## What the task asks
Copy out the entries in full and with complete accuracy; pictures are excluded.
## begin
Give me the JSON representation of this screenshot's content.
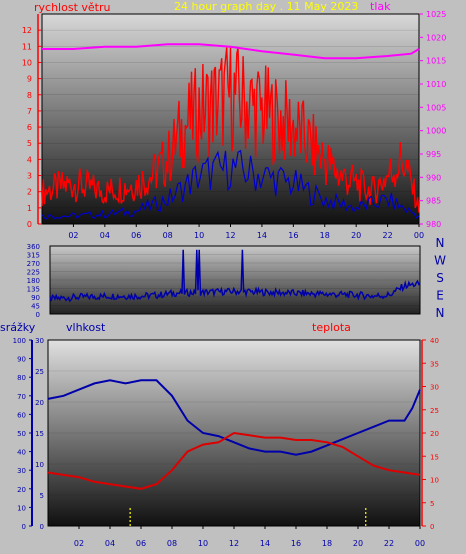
{
  "header": {
    "title": "24 hour graph day . 11 May 2023",
    "left_label": "rychlost větru",
    "right_label": "tlak"
  },
  "colors": {
    "background": "#c0c0c0",
    "wind": "#ff0000",
    "wind_gust": "#0000cc",
    "pressure": "#ff00ff",
    "direction": "#0000aa",
    "humidity": "#0000aa",
    "temperature": "#dd0000",
    "rain": "#ffff00",
    "title": "#ffff00",
    "rain_axis": "#0000aa",
    "humidity_axis": "#0000aa",
    "temp_axis": "#ff0000"
  },
  "chart_data": [
    {
      "type": "line",
      "name": "wind-pressure",
      "x_ticks": [
        "02",
        "04",
        "06",
        "08",
        "10",
        "12",
        "14",
        "16",
        "18",
        "20",
        "22",
        "00"
      ],
      "left_ticks": [
        "0",
        "1",
        "2",
        "3",
        "4",
        "5",
        "6",
        "7",
        "8",
        "9",
        "10",
        "11",
        "12"
      ],
      "right_ticks": [
        "980",
        "985",
        "990",
        "995",
        "1000",
        "1005",
        "1010",
        "1015",
        "1020",
        "1025"
      ],
      "ylim_left": [
        0,
        13
      ],
      "ylim_right": [
        980,
        1025
      ],
      "pressure": {
        "x": [
          0,
          2,
          4,
          6,
          8,
          10,
          12,
          14,
          16,
          18,
          20,
          22,
          23.5,
          24
        ],
        "y": [
          1017.5,
          1017.5,
          1018,
          1018,
          1018.5,
          1018.5,
          1018,
          1017,
          1016.3,
          1015.5,
          1015.5,
          1016,
          1016.5,
          1017.5
        ]
      },
      "wind_envelope": {
        "x": [
          0,
          2,
          4,
          6,
          7,
          8,
          9,
          10,
          11,
          12,
          13,
          14,
          15,
          16,
          17,
          18,
          19,
          20,
          21,
          22,
          23,
          24
        ],
        "y": [
          2,
          2.5,
          2,
          2.5,
          3,
          4,
          6,
          7,
          7.5,
          8,
          7.5,
          7,
          6.5,
          6,
          5,
          4,
          3,
          2.5,
          2,
          3,
          4,
          1
        ]
      },
      "gust_envelope": {
        "x": [
          0,
          2,
          4,
          6,
          8,
          10,
          12,
          14,
          16,
          18,
          20,
          22,
          24
        ],
        "y": [
          0.5,
          0.5,
          0.6,
          0.8,
          1.5,
          3,
          3.5,
          3,
          2.5,
          1.5,
          1,
          1.5,
          0.5
        ]
      }
    },
    {
      "type": "line",
      "name": "wind-direction",
      "x_ticks": [
        "02",
        "04",
        "06",
        "08",
        "10",
        "12",
        "14",
        "16",
        "18",
        "20",
        "22",
        "00"
      ],
      "y_ticks": [
        "0",
        "45",
        "90",
        "135",
        "180",
        "225",
        "270",
        "315",
        "360"
      ],
      "ylim": [
        0,
        360
      ],
      "compass": [
        "N",
        "W",
        "S",
        "E",
        "N"
      ],
      "direction": {
        "x": [
          0,
          2,
          4,
          6,
          7,
          8,
          10,
          12,
          14,
          16,
          18,
          20,
          21,
          22,
          23,
          24
        ],
        "y": [
          80,
          90,
          95,
          95,
          100,
          110,
          115,
          120,
          115,
          110,
          105,
          100,
          95,
          100,
          150,
          160
        ]
      }
    },
    {
      "type": "line",
      "name": "humidity-temperature",
      "header": {
        "rain_label": "srážky",
        "humidity_label": "vlhkost",
        "temp_label": "teplota"
      },
      "x_ticks": [
        "02",
        "04",
        "06",
        "08",
        "10",
        "12",
        "14",
        "16",
        "18",
        "20",
        "22",
        "00"
      ],
      "rain_ticks": [
        "0",
        "10",
        "20",
        "30",
        "40",
        "50",
        "60",
        "70",
        "80",
        "90",
        "100"
      ],
      "humidity_ticks": [
        "0",
        "5",
        "10",
        "15",
        "20",
        "25",
        "30"
      ],
      "temp_ticks": [
        "0",
        "5",
        "10",
        "15",
        "20",
        "25",
        "30",
        "35",
        "40"
      ],
      "ylim_humidity": [
        0,
        30
      ],
      "ylim_temp": [
        0,
        40
      ],
      "ylim_rain": [
        0,
        100
      ],
      "humidity": {
        "x": [
          0,
          1,
          2,
          3,
          4,
          5,
          6,
          7,
          8,
          9,
          10,
          11,
          12,
          13,
          14,
          15,
          16,
          17,
          18,
          19,
          20,
          21,
          22,
          23,
          23.5,
          24
        ],
        "y": [
          20.5,
          21,
          22,
          23,
          23.5,
          23,
          23.5,
          23.5,
          21,
          17,
          15,
          14.5,
          13.5,
          12.5,
          12,
          12,
          11.5,
          12,
          13,
          14,
          15,
          16,
          17,
          17,
          19,
          22
        ]
      },
      "temperature": {
        "x": [
          0,
          1,
          2,
          3,
          4,
          5,
          6,
          7,
          8,
          9,
          10,
          11,
          12,
          13,
          14,
          15,
          16,
          17,
          18,
          19,
          20,
          21,
          22,
          23,
          24
        ],
        "y": [
          11.5,
          11,
          10.5,
          9.5,
          9,
          8.5,
          8,
          9,
          12,
          16,
          17.5,
          18,
          20,
          19.5,
          19,
          19,
          18.5,
          18.5,
          18,
          17,
          15,
          13,
          12,
          11.5,
          11
        ]
      },
      "rain": {
        "x": [
          5.3,
          20.5
        ],
        "y": [
          10,
          10
        ]
      }
    }
  ]
}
## end
## Output of the task
Give me the JSON representation of this screenshot's content.
{
  "header": {
    "title": "24 hour graph day . 11 May 2023",
    "left_label": "rychlost větru",
    "right_label": "tlak"
  },
  "colors": {
    "background": "#c0c0c0",
    "wind": "#ff0000",
    "wind_gust": "#0000cc",
    "pressure": "#ff00ff",
    "direction": "#0000aa",
    "humidity": "#0000aa",
    "temperature": "#dd0000",
    "rain": "#ffff00",
    "title": "#ffff00",
    "rain_axis": "#0000aa",
    "humidity_axis": "#0000aa",
    "temp_axis": "#ff0000"
  },
  "chart_data": [
    {
      "type": "line",
      "name": "wind-pressure",
      "x_ticks": [
        "02",
        "04",
        "06",
        "08",
        "10",
        "12",
        "14",
        "16",
        "18",
        "20",
        "22",
        "00"
      ],
      "left_ticks": [
        "0",
        "1",
        "2",
        "3",
        "4",
        "5",
        "6",
        "7",
        "8",
        "9",
        "10",
        "11",
        "12"
      ],
      "right_ticks": [
        "980",
        "985",
        "990",
        "995",
        "1000",
        "1005",
        "1010",
        "1015",
        "1020",
        "1025"
      ],
      "ylim_left": [
        0,
        13
      ],
      "ylim_right": [
        980,
        1025
      ],
      "pressure": {
        "x": [
          0,
          2,
          4,
          6,
          8,
          10,
          12,
          14,
          16,
          18,
          20,
          22,
          23.5,
          24
        ],
        "y": [
          1017.5,
          1017.5,
          1018,
          1018,
          1018.5,
          1018.5,
          1018,
          1017,
          1016.3,
          1015.5,
          1015.5,
          1016,
          1016.5,
          1017.5
        ]
      },
      "wind_envelope": {
        "x": [
          0,
          2,
          4,
          6,
          7,
          8,
          9,
          10,
          11,
          12,
          13,
          14,
          15,
          16,
          17,
          18,
          19,
          20,
          21,
          22,
          23,
          24
        ],
        "y": [
          2,
          2.5,
          2,
          2.5,
          3,
          4,
          6,
          7,
          7.5,
          8,
          7.5,
          7,
          6.5,
          6,
          5,
          4,
          3,
          2.5,
          2,
          3,
          4,
          1
        ]
      },
      "gust_envelope": {
        "x": [
          0,
          2,
          4,
          6,
          8,
          10,
          12,
          14,
          16,
          18,
          20,
          22,
          24
        ],
        "y": [
          0.5,
          0.5,
          0.6,
          0.8,
          1.5,
          3,
          3.5,
          3,
          2.5,
          1.5,
          1,
          1.5,
          0.5
        ]
      }
    },
    {
      "type": "line",
      "name": "wind-direction",
      "x_ticks": [
        "02",
        "04",
        "06",
        "08",
        "10",
        "12",
        "14",
        "16",
        "18",
        "20",
        "22",
        "00"
      ],
      "y_ticks": [
        "0",
        "45",
        "90",
        "135",
        "180",
        "225",
        "270",
        "315",
        "360"
      ],
      "ylim": [
        0,
        360
      ],
      "compass": [
        "N",
        "W",
        "S",
        "E",
        "N"
      ],
      "direction": {
        "x": [
          0,
          2,
          4,
          6,
          7,
          8,
          10,
          12,
          14,
          16,
          18,
          20,
          21,
          22,
          23,
          24
        ],
        "y": [
          80,
          90,
          95,
          95,
          100,
          110,
          115,
          120,
          115,
          110,
          105,
          100,
          95,
          100,
          150,
          160
        ]
      }
    },
    {
      "type": "line",
      "name": "humidity-temperature",
      "header": {
        "rain_label": "srážky",
        "humidity_label": "vlhkost",
        "temp_label": "teplota"
      },
      "x_ticks": [
        "02",
        "04",
        "06",
        "08",
        "10",
        "12",
        "14",
        "16",
        "18",
        "20",
        "22",
        "00"
      ],
      "rain_ticks": [
        "0",
        "10",
        "20",
        "30",
        "40",
        "50",
        "60",
        "70",
        "80",
        "90",
        "100"
      ],
      "humidity_ticks": [
        "0",
        "5",
        "10",
        "15",
        "20",
        "25",
        "30"
      ],
      "temp_ticks": [
        "0",
        "5",
        "10",
        "15",
        "20",
        "25",
        "30",
        "35",
        "40"
      ],
      "ylim_humidity": [
        0,
        30
      ],
      "ylim_temp": [
        0,
        40
      ],
      "ylim_rain": [
        0,
        100
      ],
      "humidity": {
        "x": [
          0,
          1,
          2,
          3,
          4,
          5,
          6,
          7,
          8,
          9,
          10,
          11,
          12,
          13,
          14,
          15,
          16,
          17,
          18,
          19,
          20,
          21,
          22,
          23,
          23.5,
          24
        ],
        "y": [
          20.5,
          21,
          22,
          23,
          23.5,
          23,
          23.5,
          23.5,
          21,
          17,
          15,
          14.5,
          13.5,
          12.5,
          12,
          12,
          11.5,
          12,
          13,
          14,
          15,
          16,
          17,
          17,
          19,
          22
        ]
      },
      "temperature": {
        "x": [
          0,
          1,
          2,
          3,
          4,
          5,
          6,
          7,
          8,
          9,
          10,
          11,
          12,
          13,
          14,
          15,
          16,
          17,
          18,
          19,
          20,
          21,
          22,
          23,
          24
        ],
        "y": [
          11.5,
          11,
          10.5,
          9.5,
          9,
          8.5,
          8,
          9,
          12,
          16,
          17.5,
          18,
          20,
          19.5,
          19,
          19,
          18.5,
          18.5,
          18,
          17,
          15,
          13,
          12,
          11.5,
          11
        ]
      },
      "rain": {
        "x": [
          5.3,
          20.5
        ],
        "y": [
          10,
          10
        ]
      }
    }
  ]
}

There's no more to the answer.